=== Written exercise ===
Without the pictures, copy all the entries below exactly.

═════ Data for the task ═════

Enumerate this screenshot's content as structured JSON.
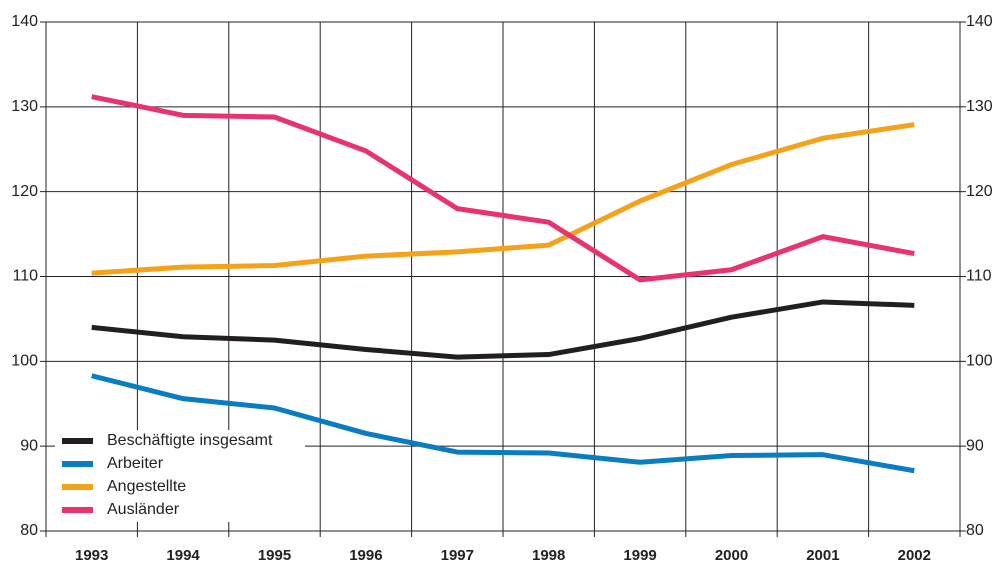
{
  "chart_data": {
    "type": "line",
    "categories": [
      "1993",
      "1994",
      "1995",
      "1996",
      "1997",
      "1998",
      "1999",
      "2000",
      "2001",
      "2002"
    ],
    "series": [
      {
        "name": "Beschäftigte insgesamt",
        "color": "#231f20",
        "values": [
          104.0,
          102.9,
          102.5,
          101.4,
          100.5,
          100.8,
          102.7,
          105.2,
          107.0,
          106.6
        ]
      },
      {
        "name": "Arbeiter",
        "color": "#0a7cc2",
        "values": [
          98.3,
          95.6,
          94.5,
          91.5,
          89.3,
          89.2,
          88.1,
          88.9,
          89.0,
          87.1
        ]
      },
      {
        "name": "Angestellte",
        "color": "#f5a21b",
        "values": [
          110.4,
          111.1,
          111.3,
          112.4,
          112.9,
          113.7,
          118.9,
          123.2,
          126.3,
          127.9
        ]
      },
      {
        "name": "Ausländer",
        "color": "#e8336f",
        "values": [
          131.2,
          129.0,
          128.8,
          124.8,
          118.0,
          116.4,
          109.6,
          110.8,
          114.7,
          112.7
        ]
      }
    ],
    "ylim": [
      80,
      140
    ],
    "yticks": [
      80,
      90,
      100,
      110,
      120,
      130,
      140
    ],
    "y2lim": [
      80,
      140
    ],
    "y2ticks": [
      80,
      90,
      100,
      110,
      120,
      130,
      140
    ],
    "grid": true,
    "legend": "lower left"
  }
}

═════

=== Finished exercise ===
Enumerate this screenshot's content as structured JSON.
{
  "chart_data": {
    "type": "line",
    "categories": [
      "1993",
      "1994",
      "1995",
      "1996",
      "1997",
      "1998",
      "1999",
      "2000",
      "2001",
      "2002"
    ],
    "series": [
      {
        "name": "Beschäftigte insgesamt",
        "color": "#231f20",
        "values": [
          104.0,
          102.9,
          102.5,
          101.4,
          100.5,
          100.8,
          102.7,
          105.2,
          107.0,
          106.6
        ]
      },
      {
        "name": "Arbeiter",
        "color": "#0a7cc2",
        "values": [
          98.3,
          95.6,
          94.5,
          91.5,
          89.3,
          89.2,
          88.1,
          88.9,
          89.0,
          87.1
        ]
      },
      {
        "name": "Angestellte",
        "color": "#f5a21b",
        "values": [
          110.4,
          111.1,
          111.3,
          112.4,
          112.9,
          113.7,
          118.9,
          123.2,
          126.3,
          127.9
        ]
      },
      {
        "name": "Ausländer",
        "color": "#e8336f",
        "values": [
          131.2,
          129.0,
          128.8,
          124.8,
          118.0,
          116.4,
          109.6,
          110.8,
          114.7,
          112.7
        ]
      }
    ],
    "ylim": [
      80,
      140
    ],
    "yticks": [
      80,
      90,
      100,
      110,
      120,
      130,
      140
    ],
    "y2lim": [
      80,
      140
    ],
    "y2ticks": [
      80,
      90,
      100,
      110,
      120,
      130,
      140
    ],
    "grid": true,
    "legend": "lower left"
  }
}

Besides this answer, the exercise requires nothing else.